| THE TASK |
Output every line of the data exactly as it appears.
***** DATA SHOWN
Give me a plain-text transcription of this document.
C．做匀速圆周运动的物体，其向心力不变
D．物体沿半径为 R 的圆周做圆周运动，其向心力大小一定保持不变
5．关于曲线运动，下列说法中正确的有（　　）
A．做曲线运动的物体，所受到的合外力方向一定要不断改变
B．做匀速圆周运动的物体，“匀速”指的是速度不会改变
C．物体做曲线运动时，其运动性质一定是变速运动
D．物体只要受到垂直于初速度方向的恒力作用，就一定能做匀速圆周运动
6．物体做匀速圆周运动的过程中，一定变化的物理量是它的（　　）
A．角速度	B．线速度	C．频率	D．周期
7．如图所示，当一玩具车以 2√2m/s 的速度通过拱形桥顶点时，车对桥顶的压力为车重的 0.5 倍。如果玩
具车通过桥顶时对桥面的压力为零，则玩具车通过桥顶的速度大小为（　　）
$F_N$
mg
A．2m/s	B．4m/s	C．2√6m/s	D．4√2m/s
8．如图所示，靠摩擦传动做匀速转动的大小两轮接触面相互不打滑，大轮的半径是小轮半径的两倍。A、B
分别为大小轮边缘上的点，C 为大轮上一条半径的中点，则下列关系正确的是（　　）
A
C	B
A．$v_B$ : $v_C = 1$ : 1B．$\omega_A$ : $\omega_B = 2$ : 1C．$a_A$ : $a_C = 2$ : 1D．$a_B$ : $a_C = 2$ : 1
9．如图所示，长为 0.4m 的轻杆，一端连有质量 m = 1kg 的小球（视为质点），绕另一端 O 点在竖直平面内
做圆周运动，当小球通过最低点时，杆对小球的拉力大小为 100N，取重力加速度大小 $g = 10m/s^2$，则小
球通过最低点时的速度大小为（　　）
**********
| RESPONSE FOR THIS EXERCISE |
Give me a plain-text transcription of this document.
C．做匀速圆周运动的物体，其向心力不变
D．物体沿半径为 R 的圆周做圆周运动，其向心力大小一定保持不变
5．关于曲线运动，下列说法中正确的有（　　）
A．做曲线运动的物体，所受到的合外力方向一定要不断改变
B．做匀速圆周运动的物体，“匀速”指的是速度不会改变
C．物体做曲线运动时，其运动性质一定是变速运动
D．物体只要受到垂直于初速度方向的恒力作用，就一定能做匀速圆周运动
6．物体做匀速圆周运动的过程中，一定变化的物理量是它的（　　）
A．角速度	B．线速度	C．频率	D．周期
7．如图所示，当一玩具车以 2√2m/s 的速度通过拱形桥顶点时，车对桥顶的压力为车重的 0.5 倍。如果玩
具车通过桥顶时对桥面的压力为零，则玩具车通过桥顶的速度大小为（　　）
$F_N$
mg
A．2m/s	B．4m/s	C．2√6m/s	D．4√2m/s
8．如图所示，靠摩擦传动做匀速转动的大小两轮接触面相互不打滑，大轮的半径是小轮半径的两倍。A、B
分别为大小轮边缘上的点，C 为大轮上一条半径的中点，则下列关系正确的是（　　）
A
C	B
A．$v_B$ : $v_C = 1$ : 1B．$\omega_A$ : $\omega_B = 2$ : 1C．$a_A$ : $a_C = 2$ : 1D．$a_B$ : $a_C = 2$ : 1
9．如图所示，长为 0.4m 的轻杆，一端连有质量 m = 1kg 的小球（视为质点），绕另一端 O 点在竖直平面内
做圆周运动，当小球通过最低点时，杆对小球的拉力大小为 100N，取重力加速度大小 $g = 10m/s^2$，则小
球通过最低点时的速度大小为（　　）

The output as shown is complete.